[Stored items]
++++++++
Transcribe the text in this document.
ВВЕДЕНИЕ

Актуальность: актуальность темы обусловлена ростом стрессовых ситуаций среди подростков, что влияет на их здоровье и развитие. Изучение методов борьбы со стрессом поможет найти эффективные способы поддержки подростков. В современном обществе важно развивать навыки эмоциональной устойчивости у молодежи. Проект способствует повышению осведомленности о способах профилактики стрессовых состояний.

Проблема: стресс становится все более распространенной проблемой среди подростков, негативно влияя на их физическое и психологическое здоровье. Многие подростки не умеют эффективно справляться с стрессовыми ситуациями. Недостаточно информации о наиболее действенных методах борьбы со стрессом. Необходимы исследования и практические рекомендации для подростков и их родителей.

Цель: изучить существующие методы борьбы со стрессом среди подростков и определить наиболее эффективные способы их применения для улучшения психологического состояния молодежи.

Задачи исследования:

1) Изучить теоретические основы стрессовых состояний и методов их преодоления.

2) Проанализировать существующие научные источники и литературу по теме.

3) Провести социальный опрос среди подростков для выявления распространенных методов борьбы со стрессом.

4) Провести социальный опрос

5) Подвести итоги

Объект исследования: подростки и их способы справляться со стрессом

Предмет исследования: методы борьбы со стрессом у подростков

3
++++++++
● **Task**:
Reproduce the data shown above exactly.

● **Task result**:
Transcribe the text in this document.
ВВЕДЕНИЕ

Актуальность: актуальность темы обусловлена ростом стрессовых ситуаций среди подростков, что влияет на их здоровье и развитие. Изучение методов борьбы со стрессом поможет найти эффективные способы поддержки подростков. В современном обществе важно развивать навыки эмоциональной устойчивости у молодежи. Проект способствует повышению осведомленности о способах профилактики стрессовых состояний.

Проблема: стресс становится все более распространенной проблемой среди подростков, негативно влияя на их физическое и психологическое здоровье. Многие подростки не умеют эффективно справляться с стрессовыми ситуациями. Недостаточно информации о наиболее действенных методах борьбы со стрессом. Необходимы исследования и практические рекомендации для подростков и их родителей.

Цель: изучить существующие методы борьбы со стрессом среди подростков и определить наиболее эффективные способы их применения для улучшения психологического состояния молодежи.

Задачи исследования:

1) Изучить теоретические основы стрессовых состояний и методов их преодоления.

2) Проанализировать существующие научные источники и литературу по теме.

3) Провести социальный опрос среди подростков для выявления распространенных методов борьбы со стрессом.

4) Провести социальный опрос

5) Подвести итоги

Объект исследования: подростки и их способы справляться со стрессом

Предмет исследования: методы борьбы со стрессом у подростков

3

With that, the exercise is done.